Your task: Exclude the pictures, then repeat the remaining data exactly.

Given records:
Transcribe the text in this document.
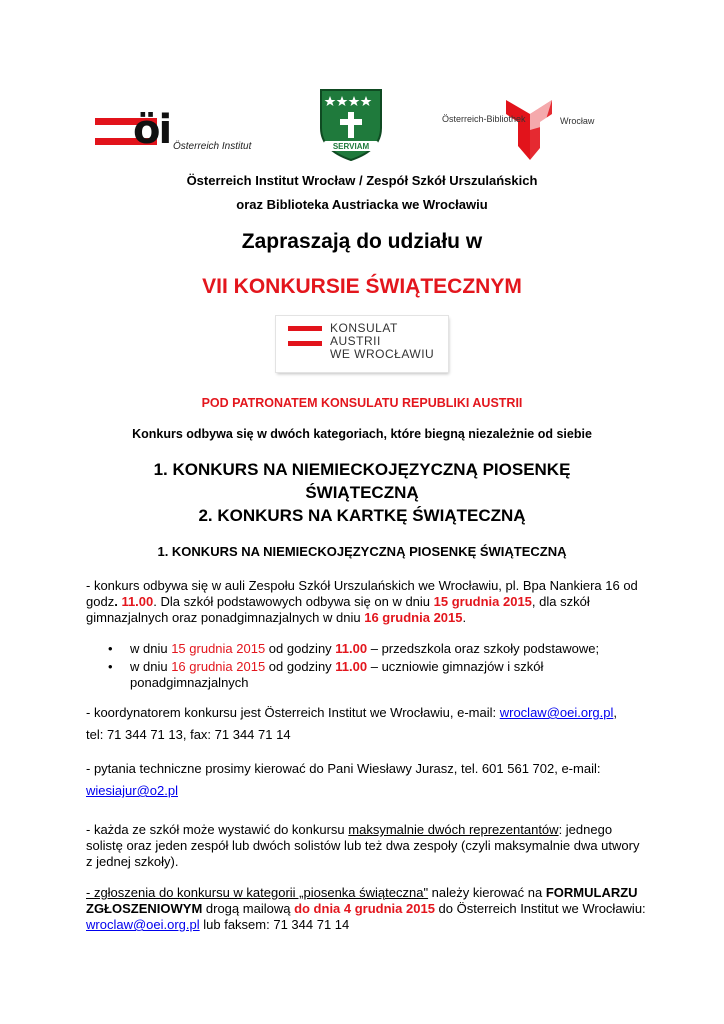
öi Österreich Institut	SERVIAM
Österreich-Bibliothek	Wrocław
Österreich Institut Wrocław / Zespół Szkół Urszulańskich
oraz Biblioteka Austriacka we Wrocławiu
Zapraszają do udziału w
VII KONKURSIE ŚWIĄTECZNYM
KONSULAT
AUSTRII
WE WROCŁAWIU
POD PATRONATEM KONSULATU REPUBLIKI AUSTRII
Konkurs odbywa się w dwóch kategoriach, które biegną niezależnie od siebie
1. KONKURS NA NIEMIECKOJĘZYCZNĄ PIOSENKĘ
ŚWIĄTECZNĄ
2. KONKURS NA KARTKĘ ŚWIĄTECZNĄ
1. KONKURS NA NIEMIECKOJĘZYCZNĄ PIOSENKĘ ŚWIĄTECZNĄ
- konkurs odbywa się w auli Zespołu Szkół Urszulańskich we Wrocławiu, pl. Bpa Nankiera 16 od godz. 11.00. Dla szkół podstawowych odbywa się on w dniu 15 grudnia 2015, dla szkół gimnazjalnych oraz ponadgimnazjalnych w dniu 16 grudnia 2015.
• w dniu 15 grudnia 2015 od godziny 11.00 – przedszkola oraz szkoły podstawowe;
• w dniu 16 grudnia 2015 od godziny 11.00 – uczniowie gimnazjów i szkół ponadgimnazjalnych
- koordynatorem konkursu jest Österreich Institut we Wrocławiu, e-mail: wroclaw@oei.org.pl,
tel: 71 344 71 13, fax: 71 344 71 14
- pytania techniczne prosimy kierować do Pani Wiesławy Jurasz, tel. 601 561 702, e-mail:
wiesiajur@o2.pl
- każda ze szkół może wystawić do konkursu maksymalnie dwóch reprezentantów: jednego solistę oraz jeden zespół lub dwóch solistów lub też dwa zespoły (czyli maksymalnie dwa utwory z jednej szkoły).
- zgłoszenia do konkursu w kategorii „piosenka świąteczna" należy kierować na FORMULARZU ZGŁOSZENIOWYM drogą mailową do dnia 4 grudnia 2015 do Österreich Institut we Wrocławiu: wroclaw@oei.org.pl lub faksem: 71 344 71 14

Finished exercise:
Transcribe the text in this document.
öi Österreich Institut	SERVIAM
Österreich-Bibliothek	Wrocław
Österreich Institut Wrocław / Zespół Szkół Urszulańskich
oraz Biblioteka Austriacka we Wrocławiu
Zapraszają do udziału w
VII KONKURSIE ŚWIĄTECZNYM
KONSULAT
AUSTRII
WE WROCŁAWIU
POD PATRONATEM KONSULATU REPUBLIKI AUSTRII
Konkurs odbywa się w dwóch kategoriach, które biegną niezależnie od siebie
1. KONKURS NA NIEMIECKOJĘZYCZNĄ PIOSENKĘ
ŚWIĄTECZNĄ
2. KONKURS NA KARTKĘ ŚWIĄTECZNĄ
1. KONKURS NA NIEMIECKOJĘZYCZNĄ PIOSENKĘ ŚWIĄTECZNĄ
- konkurs odbywa się w auli Zespołu Szkół Urszulańskich we Wrocławiu, pl. Bpa Nankiera 16 od godz. 11.00. Dla szkół podstawowych odbywa się on w dniu 15 grudnia 2015, dla szkół gimnazjalnych oraz ponadgimnazjalnych w dniu 16 grudnia 2015.
• w dniu 15 grudnia 2015 od godziny 11.00 – przedszkola oraz szkoły podstawowe;
• w dniu 16 grudnia 2015 od godziny 11.00 – uczniowie gimnazjów i szkół ponadgimnazjalnych
- koordynatorem konkursu jest Österreich Institut we Wrocławiu, e-mail: wroclaw@oei.org.pl,
tel: 71 344 71 13, fax: 71 344 71 14
- pytania techniczne prosimy kierować do Pani Wiesławy Jurasz, tel. 601 561 702, e-mail:
wiesiajur@o2.pl
- każda ze szkół może wystawić do konkursu maksymalnie dwóch reprezentantów: jednego solistę oraz jeden zespół lub dwóch solistów lub też dwa zespoły (czyli maksymalnie dwa utwory z jednej szkoły).
- zgłoszenia do konkursu w kategorii „piosenka świąteczna" należy kierować na FORMULARZU ZGŁOSZENIOWYM drogą mailową do dnia 4 grudnia 2015 do Österreich Institut we Wrocławiu: wroclaw@oei.org.pl lub faksem: 71 344 71 14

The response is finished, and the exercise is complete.